WHAT YOU ARE ASKED TO DO: Quote every line as given.

(Rows from a figure dataset)
#####

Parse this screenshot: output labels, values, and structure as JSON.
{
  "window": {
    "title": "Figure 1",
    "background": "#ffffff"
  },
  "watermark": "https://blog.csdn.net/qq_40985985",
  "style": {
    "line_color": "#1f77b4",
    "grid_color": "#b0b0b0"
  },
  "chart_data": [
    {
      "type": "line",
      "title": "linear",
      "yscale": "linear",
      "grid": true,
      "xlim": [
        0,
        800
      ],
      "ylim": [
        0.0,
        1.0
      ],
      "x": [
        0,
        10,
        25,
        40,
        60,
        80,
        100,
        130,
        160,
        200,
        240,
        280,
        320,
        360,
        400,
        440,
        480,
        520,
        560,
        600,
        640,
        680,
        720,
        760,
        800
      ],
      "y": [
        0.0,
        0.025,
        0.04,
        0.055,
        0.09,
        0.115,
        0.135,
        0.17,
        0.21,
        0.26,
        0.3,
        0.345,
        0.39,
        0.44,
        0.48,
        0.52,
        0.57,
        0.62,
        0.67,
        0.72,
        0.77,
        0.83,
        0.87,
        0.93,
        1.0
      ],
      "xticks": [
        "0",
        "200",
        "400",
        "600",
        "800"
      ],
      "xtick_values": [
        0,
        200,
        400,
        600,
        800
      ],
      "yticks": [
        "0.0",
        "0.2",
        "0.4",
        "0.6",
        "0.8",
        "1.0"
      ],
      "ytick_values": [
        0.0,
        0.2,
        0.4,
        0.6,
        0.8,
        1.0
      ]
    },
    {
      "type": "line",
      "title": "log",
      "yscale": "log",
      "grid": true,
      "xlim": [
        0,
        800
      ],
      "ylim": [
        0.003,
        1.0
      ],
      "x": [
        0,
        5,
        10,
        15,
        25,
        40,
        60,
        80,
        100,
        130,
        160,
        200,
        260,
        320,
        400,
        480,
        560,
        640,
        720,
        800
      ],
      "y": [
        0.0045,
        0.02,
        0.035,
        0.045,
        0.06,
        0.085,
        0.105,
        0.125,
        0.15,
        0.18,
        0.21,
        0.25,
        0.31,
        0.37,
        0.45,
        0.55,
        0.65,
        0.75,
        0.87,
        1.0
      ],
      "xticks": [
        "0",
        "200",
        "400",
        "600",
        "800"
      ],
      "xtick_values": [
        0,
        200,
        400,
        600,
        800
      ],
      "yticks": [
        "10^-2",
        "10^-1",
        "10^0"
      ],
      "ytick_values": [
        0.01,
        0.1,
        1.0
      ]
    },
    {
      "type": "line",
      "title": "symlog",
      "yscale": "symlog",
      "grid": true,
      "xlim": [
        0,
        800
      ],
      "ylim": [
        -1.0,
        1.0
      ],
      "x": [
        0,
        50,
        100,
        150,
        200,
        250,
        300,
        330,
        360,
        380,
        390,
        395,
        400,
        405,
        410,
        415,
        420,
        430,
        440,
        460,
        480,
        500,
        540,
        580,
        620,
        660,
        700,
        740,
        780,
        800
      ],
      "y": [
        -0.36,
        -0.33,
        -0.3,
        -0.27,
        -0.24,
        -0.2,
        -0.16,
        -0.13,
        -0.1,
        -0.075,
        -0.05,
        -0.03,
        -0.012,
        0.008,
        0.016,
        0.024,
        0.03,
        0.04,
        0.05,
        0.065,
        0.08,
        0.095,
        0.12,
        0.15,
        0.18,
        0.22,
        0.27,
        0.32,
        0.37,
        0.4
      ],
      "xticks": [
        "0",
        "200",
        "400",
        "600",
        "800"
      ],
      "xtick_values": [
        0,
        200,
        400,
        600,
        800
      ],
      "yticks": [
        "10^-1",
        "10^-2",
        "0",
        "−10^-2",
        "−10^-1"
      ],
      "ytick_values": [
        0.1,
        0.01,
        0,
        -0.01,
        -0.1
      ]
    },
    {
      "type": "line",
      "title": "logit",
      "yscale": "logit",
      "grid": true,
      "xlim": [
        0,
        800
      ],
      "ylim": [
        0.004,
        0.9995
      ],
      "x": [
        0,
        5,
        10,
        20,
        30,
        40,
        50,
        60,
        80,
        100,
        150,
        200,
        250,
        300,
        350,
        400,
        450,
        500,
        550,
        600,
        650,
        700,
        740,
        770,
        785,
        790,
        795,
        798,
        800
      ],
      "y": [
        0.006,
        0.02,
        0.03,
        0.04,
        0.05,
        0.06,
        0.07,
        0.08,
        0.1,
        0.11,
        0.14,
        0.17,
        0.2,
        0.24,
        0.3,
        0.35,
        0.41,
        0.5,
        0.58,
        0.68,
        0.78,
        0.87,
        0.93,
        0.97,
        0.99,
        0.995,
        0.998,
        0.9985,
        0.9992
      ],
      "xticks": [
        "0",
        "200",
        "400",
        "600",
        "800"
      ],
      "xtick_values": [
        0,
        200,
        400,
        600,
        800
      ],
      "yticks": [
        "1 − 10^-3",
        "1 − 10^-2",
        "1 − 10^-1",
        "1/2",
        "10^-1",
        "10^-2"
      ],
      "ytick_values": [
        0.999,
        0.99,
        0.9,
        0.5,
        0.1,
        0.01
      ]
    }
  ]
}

#####

SOLUTION TO THE EXERCISE:
Parse this screenshot: output labels, values, and structure as JSON.
{
  "window": {
    "title": "Figure 1",
    "background": "#ffffff"
  },
  "watermark": "https://blog.csdn.net/qq_40985985",
  "style": {
    "line_color": "#1f77b4",
    "grid_color": "#b0b0b0"
  },
  "chart_data": [
    {
      "type": "line",
      "title": "linear",
      "yscale": "linear",
      "grid": true,
      "xlim": [
        0,
        800
      ],
      "ylim": [
        0.0,
        1.0
      ],
      "x": [
        0,
        10,
        25,
        40,
        60,
        80,
        100,
        130,
        160,
        200,
        240,
        280,
        320,
        360,
        400,
        440,
        480,
        520,
        560,
        600,
        640,
        680,
        720,
        760,
        800
      ],
      "y": [
        0.0,
        0.025,
        0.04,
        0.055,
        0.09,
        0.115,
        0.135,
        0.17,
        0.21,
        0.26,
        0.3,
        0.345,
        0.39,
        0.44,
        0.48,
        0.52,
        0.57,
        0.62,
        0.67,
        0.72,
        0.77,
        0.83,
        0.87,
        0.93,
        1.0
      ],
      "xticks": [
        "0",
        "200",
        "400",
        "600",
        "800"
      ],
      "xtick_values": [
        0,
        200,
        400,
        600,
        800
      ],
      "yticks": [
        "0.0",
        "0.2",
        "0.4",
        "0.6",
        "0.8",
        "1.0"
      ],
      "ytick_values": [
        0.0,
        0.2,
        0.4,
        0.6,
        0.8,
        1.0
      ]
    },
    {
      "type": "line",
      "title": "log",
      "yscale": "log",
      "grid": true,
      "xlim": [
        0,
        800
      ],
      "ylim": [
        0.003,
        1.0
      ],
      "x": [
        0,
        5,
        10,
        15,
        25,
        40,
        60,
        80,
        100,
        130,
        160,
        200,
        260,
        320,
        400,
        480,
        560,
        640,
        720,
        800
      ],
      "y": [
        0.0045,
        0.02,
        0.035,
        0.045,
        0.06,
        0.085,
        0.105,
        0.125,
        0.15,
        0.18,
        0.21,
        0.25,
        0.31,
        0.37,
        0.45,
        0.55,
        0.65,
        0.75,
        0.87,
        1.0
      ],
      "xticks": [
        "0",
        "200",
        "400",
        "600",
        "800"
      ],
      "xtick_values": [
        0,
        200,
        400,
        600,
        800
      ],
      "yticks": [
        "10^-2",
        "10^-1",
        "10^0"
      ],
      "ytick_values": [
        0.01,
        0.1,
        1.0
      ]
    },
    {
      "type": "line",
      "title": "symlog",
      "yscale": "symlog",
      "grid": true,
      "xlim": [
        0,
        800
      ],
      "ylim": [
        -1.0,
        1.0
      ],
      "x": [
        0,
        50,
        100,
        150,
        200,
        250,
        300,
        330,
        360,
        380,
        390,
        395,
        400,
        405,
        410,
        415,
        420,
        430,
        440,
        460,
        480,
        500,
        540,
        580,
        620,
        660,
        700,
        740,
        780,
        800
      ],
      "y": [
        -0.36,
        -0.33,
        -0.3,
        -0.27,
        -0.24,
        -0.2,
        -0.16,
        -0.13,
        -0.1,
        -0.075,
        -0.05,
        -0.03,
        -0.012,
        0.008,
        0.016,
        0.024,
        0.03,
        0.04,
        0.05,
        0.065,
        0.08,
        0.095,
        0.12,
        0.15,
        0.18,
        0.22,
        0.27,
        0.32,
        0.37,
        0.4
      ],
      "xticks": [
        "0",
        "200",
        "400",
        "600",
        "800"
      ],
      "xtick_values": [
        0,
        200,
        400,
        600,
        800
      ],
      "yticks": [
        "10^-1",
        "10^-2",
        "0",
        "−10^-2",
        "−10^-1"
      ],
      "ytick_values": [
        0.1,
        0.01,
        0,
        -0.01,
        -0.1
      ]
    },
    {
      "type": "line",
      "title": "logit",
      "yscale": "logit",
      "grid": true,
      "xlim": [
        0,
        800
      ],
      "ylim": [
        0.004,
        0.9995
      ],
      "x": [
        0,
        5,
        10,
        20,
        30,
        40,
        50,
        60,
        80,
        100,
        150,
        200,
        250,
        300,
        350,
        400,
        450,
        500,
        550,
        600,
        650,
        700,
        740,
        770,
        785,
        790,
        795,
        798,
        800
      ],
      "y": [
        0.006,
        0.02,
        0.03,
        0.04,
        0.05,
        0.06,
        0.07,
        0.08,
        0.1,
        0.11,
        0.14,
        0.17,
        0.2,
        0.24,
        0.3,
        0.35,
        0.41,
        0.5,
        0.58,
        0.68,
        0.78,
        0.87,
        0.93,
        0.97,
        0.99,
        0.995,
        0.998,
        0.9985,
        0.9992
      ],
      "xticks": [
        "0",
        "200",
        "400",
        "600",
        "800"
      ],
      "xtick_values": [
        0,
        200,
        400,
        600,
        800
      ],
      "yticks": [
        "1 − 10^-3",
        "1 − 10^-2",
        "1 − 10^-1",
        "1/2",
        "10^-1",
        "10^-2"
      ],
      "ytick_values": [
        0.999,
        0.99,
        0.9,
        0.5,
        0.1,
        0.01
      ]
    }
  ]
}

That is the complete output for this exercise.